## begin
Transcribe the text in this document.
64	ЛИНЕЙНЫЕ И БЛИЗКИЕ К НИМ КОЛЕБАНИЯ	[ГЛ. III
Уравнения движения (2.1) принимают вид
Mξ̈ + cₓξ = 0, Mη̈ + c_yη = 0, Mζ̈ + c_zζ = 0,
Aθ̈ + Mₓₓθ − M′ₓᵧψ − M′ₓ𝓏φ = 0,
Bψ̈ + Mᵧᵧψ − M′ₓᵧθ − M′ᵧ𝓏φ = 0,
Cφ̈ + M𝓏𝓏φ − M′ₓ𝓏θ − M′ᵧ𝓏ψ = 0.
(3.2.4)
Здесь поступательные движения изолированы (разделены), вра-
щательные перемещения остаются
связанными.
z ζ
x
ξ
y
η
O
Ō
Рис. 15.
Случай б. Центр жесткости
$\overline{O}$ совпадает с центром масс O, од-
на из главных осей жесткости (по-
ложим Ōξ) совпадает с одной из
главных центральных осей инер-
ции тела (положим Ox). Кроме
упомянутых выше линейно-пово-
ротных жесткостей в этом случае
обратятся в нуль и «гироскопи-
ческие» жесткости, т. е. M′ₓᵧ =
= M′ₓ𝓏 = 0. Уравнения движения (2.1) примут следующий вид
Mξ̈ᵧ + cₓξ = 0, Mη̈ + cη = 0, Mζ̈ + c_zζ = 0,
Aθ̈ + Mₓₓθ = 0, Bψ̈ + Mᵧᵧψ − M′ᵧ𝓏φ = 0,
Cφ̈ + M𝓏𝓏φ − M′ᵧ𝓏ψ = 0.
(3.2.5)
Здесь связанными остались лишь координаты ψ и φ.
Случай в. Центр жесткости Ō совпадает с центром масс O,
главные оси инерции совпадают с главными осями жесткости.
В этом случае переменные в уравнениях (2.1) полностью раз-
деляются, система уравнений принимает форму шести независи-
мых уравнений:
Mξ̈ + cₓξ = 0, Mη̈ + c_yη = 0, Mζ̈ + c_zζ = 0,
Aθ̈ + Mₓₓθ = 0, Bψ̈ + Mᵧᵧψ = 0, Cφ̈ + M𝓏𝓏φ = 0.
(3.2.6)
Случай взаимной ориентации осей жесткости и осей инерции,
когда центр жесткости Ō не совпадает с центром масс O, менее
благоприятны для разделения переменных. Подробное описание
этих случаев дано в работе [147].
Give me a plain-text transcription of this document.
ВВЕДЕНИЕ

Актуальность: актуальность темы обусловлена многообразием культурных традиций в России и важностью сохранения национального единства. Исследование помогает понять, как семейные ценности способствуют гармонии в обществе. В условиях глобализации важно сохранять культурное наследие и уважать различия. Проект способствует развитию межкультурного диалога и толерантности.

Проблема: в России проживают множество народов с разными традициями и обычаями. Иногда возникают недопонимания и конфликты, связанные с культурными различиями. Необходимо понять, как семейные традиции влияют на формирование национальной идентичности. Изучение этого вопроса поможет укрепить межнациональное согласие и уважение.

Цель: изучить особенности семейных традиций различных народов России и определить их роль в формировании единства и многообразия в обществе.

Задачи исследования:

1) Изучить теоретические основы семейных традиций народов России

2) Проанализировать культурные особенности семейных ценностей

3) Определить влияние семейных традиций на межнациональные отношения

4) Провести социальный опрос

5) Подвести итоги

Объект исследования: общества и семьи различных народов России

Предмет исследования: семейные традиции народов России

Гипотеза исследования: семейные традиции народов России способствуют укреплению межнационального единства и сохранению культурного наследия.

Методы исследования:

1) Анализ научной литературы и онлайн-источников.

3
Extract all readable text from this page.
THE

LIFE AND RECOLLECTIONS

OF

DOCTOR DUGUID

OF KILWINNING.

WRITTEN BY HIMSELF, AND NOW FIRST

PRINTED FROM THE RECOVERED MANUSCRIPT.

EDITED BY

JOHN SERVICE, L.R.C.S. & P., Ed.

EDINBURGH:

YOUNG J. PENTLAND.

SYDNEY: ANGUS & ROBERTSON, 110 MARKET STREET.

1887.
## end
_TASK TO COMPLETE_
Without leaving anything out, quote all the data.

_TASK ANSWER_
Transcribe the text in this document.
64	ЛИНЕЙНЫЕ И БЛИЗКИЕ К НИМ КОЛЕБАНИЯ	[ГЛ. III
Уравнения движения (2.1) принимают вид
Mξ̈ + cₓξ = 0, Mη̈ + c_yη = 0, Mζ̈ + c_zζ = 0,
Aθ̈ + Mₓₓθ − M′ₓᵧψ − M′ₓ𝓏φ = 0,
Bψ̈ + Mᵧᵧψ − M′ₓᵧθ − M′ᵧ𝓏φ = 0,
Cφ̈ + M𝓏𝓏φ − M′ₓ𝓏θ − M′ᵧ𝓏ψ = 0.
(3.2.4)
Здесь поступательные движения изолированы (разделены), вра-
щательные перемещения остаются
связанными.
z ζ
x
ξ
y
η
O
Ō
Рис. 15.
Случай б. Центр жесткости
$\overline{O}$ совпадает с центром масс O, од-
на из главных осей жесткости (по-
ложим Ōξ) совпадает с одной из
главных центральных осей инер-
ции тела (положим Ox). Кроме
упомянутых выше линейно-пово-
ротных жесткостей в этом случае
обратятся в нуль и «гироскопи-
ческие» жесткости, т. е. M′ₓᵧ =
= M′ₓ𝓏 = 0. Уравнения движения (2.1) примут следующий вид
Mξ̈ᵧ + cₓξ = 0, Mη̈ + cη = 0, Mζ̈ + c_zζ = 0,
Aθ̈ + Mₓₓθ = 0, Bψ̈ + Mᵧᵧψ − M′ᵧ𝓏φ = 0,
Cφ̈ + M𝓏𝓏φ − M′ᵧ𝓏ψ = 0.
(3.2.5)
Здесь связанными остались лишь координаты ψ и φ.
Случай в. Центр жесткости Ō совпадает с центром масс O,
главные оси инерции совпадают с главными осями жесткости.
В этом случае переменные в уравнениях (2.1) полностью раз-
деляются, система уравнений принимает форму шести независи-
мых уравнений:
Mξ̈ + cₓξ = 0, Mη̈ + c_yη = 0, Mζ̈ + c_zζ = 0,
Aθ̈ + Mₓₓθ = 0, Bψ̈ + Mᵧᵧψ = 0, Cφ̈ + M𝓏𝓏φ = 0.
(3.2.6)
Случай взаимной ориентации осей жесткости и осей инерции,
когда центр жесткости Ō не совпадает с центром масс O, менее
благоприятны для разделения переменных. Подробное описание
этих случаев дано в работе [147].
Give me a plain-text transcription of this document.
ВВЕДЕНИЕ

Актуальность: актуальность темы обусловлена многообразием культурных традиций в России и важностью сохранения национального единства. Исследование помогает понять, как семейные ценности способствуют гармонии в обществе. В условиях глобализации важно сохранять культурное наследие и уважать различия. Проект способствует развитию межкультурного диалога и толерантности.

Проблема: в России проживают множество народов с разными традициями и обычаями. Иногда возникают недопонимания и конфликты, связанные с культурными различиями. Необходимо понять, как семейные традиции влияют на формирование национальной идентичности. Изучение этого вопроса поможет укрепить межнациональное согласие и уважение.

Цель: изучить особенности семейных традиций различных народов России и определить их роль в формировании единства и многообразия в обществе.

Задачи исследования:

1) Изучить теоретические основы семейных традиций народов России

2) Проанализировать культурные особенности семейных ценностей

3) Определить влияние семейных традиций на межнациональные отношения

4) Провести социальный опрос

5) Подвести итоги

Объект исследования: общества и семьи различных народов России

Предмет исследования: семейные традиции народов России

Гипотеза исследования: семейные традиции народов России способствуют укреплению межнационального единства и сохранению культурного наследия.

Методы исследования:

1) Анализ научной литературы и онлайн-источников.

3
Extract all readable text from this page.
THE

LIFE AND RECOLLECTIONS

OF

DOCTOR DUGUID

OF KILWINNING.

WRITTEN BY HIMSELF, AND NOW FIRST

PRINTED FROM THE RECOVERED MANUSCRIPT.

EDITED BY

JOHN SERVICE, L.R.C.S. & P., Ed.

EDINBURGH:

YOUNG J. PENTLAND.

SYDNEY: ANGUS & ROBERTSON, 110 MARKET STREET.

1887.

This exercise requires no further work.